▸ 本文抜粋:

* * * * * * * * *

はじめに言っておくけれど、これは救いのない文章だ。何か、いい感じの結末を期待している人は読まない方がいいと思う。
私と同じことで困っている人に、私のような人を理解したいと思う人に、届いたら嬉しいと私は思う。
でも、何か得意なものがあるんでしょう?
「発達障害を持っている人には、何か特別な才能がある」そんなふうに考えている人は多いように感じる。
ずば抜けた才能を持っている人も、中にはいるのだろう。本を出したり、テレビに出たり、特定の分野で成功したり。物語の主役を飾るのも「特別な才能を持つ」発達障害者だ。
でも「特別な人」の裏には、数え切れない「ごくごく普通の人」たちがいる。
障害を持つ人の多くは、支援や薬や便利グッズの力を借りて、毎日を懸命に生きている。もしかしたらそういった支援・知識にたどり着くこともできず、日々苦しみながら生きている人の方が多いのかもしれない。
「人並み」を目指しながら、なんとかがんばって生きている。それが現実だ。
極端な成功例
発達障害を持っている人として(実際に診断を受けたという証拠がないにもかかわらず)アインシュタイン、エジソン、スティーブ・ジョブズなどの偉人が紹介されるのを、よく目にする。
あれは本当にやめてほしい。
仮に彼らが発達障害者だったとしても、彼らは「偉人」だ。しかも、人類史に残るような「偉人」。もはや障害の有無を超越した存在なのである。例として出すには、あまりに極端すぎる。そこまでしなければ、発達障害者は肯定してもらえないのか。

* * * * * * * * *

▸ 提供データ:
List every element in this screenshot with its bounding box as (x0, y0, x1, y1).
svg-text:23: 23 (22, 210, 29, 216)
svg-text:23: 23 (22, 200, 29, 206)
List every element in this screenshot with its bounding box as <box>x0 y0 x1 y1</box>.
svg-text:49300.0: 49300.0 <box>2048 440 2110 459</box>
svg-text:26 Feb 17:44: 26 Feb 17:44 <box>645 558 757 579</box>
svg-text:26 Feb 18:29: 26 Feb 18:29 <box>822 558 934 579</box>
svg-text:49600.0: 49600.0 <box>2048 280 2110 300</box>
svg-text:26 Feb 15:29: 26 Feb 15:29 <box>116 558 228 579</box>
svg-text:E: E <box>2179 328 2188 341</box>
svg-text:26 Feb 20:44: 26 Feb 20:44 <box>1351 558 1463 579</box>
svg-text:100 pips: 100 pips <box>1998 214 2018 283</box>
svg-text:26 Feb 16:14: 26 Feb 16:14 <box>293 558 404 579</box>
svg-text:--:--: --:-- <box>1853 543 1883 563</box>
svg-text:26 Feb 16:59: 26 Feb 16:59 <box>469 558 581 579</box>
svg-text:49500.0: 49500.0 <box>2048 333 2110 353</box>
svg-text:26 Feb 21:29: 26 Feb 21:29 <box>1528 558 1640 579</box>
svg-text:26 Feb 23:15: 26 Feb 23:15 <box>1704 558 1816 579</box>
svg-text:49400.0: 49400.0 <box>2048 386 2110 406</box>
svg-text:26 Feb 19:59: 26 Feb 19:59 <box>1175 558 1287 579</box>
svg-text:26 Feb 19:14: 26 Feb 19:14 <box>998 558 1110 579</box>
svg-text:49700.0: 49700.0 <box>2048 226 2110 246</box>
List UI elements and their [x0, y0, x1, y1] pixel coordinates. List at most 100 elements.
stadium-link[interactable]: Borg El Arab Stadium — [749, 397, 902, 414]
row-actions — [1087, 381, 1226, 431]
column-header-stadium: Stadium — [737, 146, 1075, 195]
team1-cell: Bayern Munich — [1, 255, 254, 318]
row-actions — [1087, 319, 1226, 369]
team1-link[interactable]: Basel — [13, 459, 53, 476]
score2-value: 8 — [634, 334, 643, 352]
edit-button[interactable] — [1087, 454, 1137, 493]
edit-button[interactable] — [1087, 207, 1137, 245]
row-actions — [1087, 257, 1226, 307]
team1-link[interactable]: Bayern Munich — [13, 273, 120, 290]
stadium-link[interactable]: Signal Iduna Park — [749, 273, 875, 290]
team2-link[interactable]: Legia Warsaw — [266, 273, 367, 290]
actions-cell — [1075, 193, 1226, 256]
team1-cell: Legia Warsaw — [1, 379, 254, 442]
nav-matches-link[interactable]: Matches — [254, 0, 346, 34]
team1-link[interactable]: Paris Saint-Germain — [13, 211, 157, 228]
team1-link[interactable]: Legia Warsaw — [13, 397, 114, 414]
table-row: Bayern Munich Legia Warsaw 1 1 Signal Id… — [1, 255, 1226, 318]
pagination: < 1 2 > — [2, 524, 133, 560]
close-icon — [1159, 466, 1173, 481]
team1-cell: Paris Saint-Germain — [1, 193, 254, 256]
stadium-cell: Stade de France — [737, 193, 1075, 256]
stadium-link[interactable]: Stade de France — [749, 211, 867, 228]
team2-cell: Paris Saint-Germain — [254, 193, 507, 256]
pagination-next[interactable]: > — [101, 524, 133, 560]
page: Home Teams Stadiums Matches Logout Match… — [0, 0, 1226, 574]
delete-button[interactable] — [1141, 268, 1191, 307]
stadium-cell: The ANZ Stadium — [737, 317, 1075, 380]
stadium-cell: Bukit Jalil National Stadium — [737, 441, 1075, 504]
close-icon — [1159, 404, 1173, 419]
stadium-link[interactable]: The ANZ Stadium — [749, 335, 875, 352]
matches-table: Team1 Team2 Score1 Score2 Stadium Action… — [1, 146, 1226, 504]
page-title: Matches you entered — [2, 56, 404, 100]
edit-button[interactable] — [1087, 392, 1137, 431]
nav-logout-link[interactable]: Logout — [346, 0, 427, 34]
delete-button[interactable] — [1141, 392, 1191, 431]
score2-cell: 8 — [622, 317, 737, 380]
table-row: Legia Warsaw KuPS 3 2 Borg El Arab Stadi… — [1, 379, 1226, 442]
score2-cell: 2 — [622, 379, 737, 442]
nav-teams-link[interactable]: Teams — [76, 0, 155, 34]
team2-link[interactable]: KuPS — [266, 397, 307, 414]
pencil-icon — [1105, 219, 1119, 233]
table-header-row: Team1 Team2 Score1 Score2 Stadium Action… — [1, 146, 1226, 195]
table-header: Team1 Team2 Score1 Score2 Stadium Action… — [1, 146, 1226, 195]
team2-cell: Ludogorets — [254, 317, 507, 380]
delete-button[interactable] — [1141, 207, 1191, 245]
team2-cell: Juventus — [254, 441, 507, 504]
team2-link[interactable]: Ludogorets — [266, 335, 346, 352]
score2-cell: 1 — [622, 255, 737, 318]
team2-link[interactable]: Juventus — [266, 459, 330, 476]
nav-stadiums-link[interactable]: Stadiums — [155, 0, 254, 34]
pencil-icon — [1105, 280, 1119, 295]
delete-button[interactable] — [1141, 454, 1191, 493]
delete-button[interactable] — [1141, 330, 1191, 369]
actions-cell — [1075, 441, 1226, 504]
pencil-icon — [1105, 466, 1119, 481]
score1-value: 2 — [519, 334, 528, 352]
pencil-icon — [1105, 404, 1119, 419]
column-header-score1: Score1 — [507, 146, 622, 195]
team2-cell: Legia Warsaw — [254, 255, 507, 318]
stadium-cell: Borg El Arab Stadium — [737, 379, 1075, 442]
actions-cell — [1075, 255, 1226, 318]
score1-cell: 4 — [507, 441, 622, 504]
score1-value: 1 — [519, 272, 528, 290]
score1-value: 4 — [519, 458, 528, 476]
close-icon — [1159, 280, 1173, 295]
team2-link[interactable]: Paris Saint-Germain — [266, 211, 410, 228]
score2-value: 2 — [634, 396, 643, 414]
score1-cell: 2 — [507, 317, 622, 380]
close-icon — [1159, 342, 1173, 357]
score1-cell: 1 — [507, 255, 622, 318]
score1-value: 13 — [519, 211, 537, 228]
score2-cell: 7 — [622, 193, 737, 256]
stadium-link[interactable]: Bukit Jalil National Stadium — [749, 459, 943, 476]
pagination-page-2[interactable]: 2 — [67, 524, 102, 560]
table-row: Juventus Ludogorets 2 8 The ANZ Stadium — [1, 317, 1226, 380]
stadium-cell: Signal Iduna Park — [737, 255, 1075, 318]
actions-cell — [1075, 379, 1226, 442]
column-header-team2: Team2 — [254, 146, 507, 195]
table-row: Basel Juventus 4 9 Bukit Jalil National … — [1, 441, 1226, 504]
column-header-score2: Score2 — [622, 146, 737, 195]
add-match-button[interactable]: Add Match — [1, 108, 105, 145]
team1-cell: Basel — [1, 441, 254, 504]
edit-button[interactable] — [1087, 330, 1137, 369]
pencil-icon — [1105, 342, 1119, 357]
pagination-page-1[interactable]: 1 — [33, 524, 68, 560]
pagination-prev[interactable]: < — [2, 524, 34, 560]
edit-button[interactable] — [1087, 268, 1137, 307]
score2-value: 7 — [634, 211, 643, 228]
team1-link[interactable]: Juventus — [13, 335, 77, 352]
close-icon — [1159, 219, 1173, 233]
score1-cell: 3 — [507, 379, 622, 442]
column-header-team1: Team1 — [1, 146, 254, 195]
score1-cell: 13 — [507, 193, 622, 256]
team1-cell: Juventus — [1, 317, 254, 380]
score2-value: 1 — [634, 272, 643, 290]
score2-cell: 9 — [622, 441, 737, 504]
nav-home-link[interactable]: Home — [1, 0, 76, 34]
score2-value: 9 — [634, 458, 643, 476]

* * * * * * * * *

▸ 課題の要件:
本文について、次の問いに答えてください。
(a) 筆者は冒頭で、この文章をどのような文章だと述べていますか。
(b) 障害を持つ人の多くは、何の力を借りて毎日を懸命に生きていると述べられていますか。
(c) 発達障害を持つ人として紹介される偉人として、本文に挙がっている三人は誰ですか。
上記の行は参照しなくても差し支えありません。

▸ 演習の結果:
(a) 救いのない文章です。
(b) 支援や薬や便利グッズの力です。
(c) アインシュタイン、エジソン、スティーブ・ジョブズです。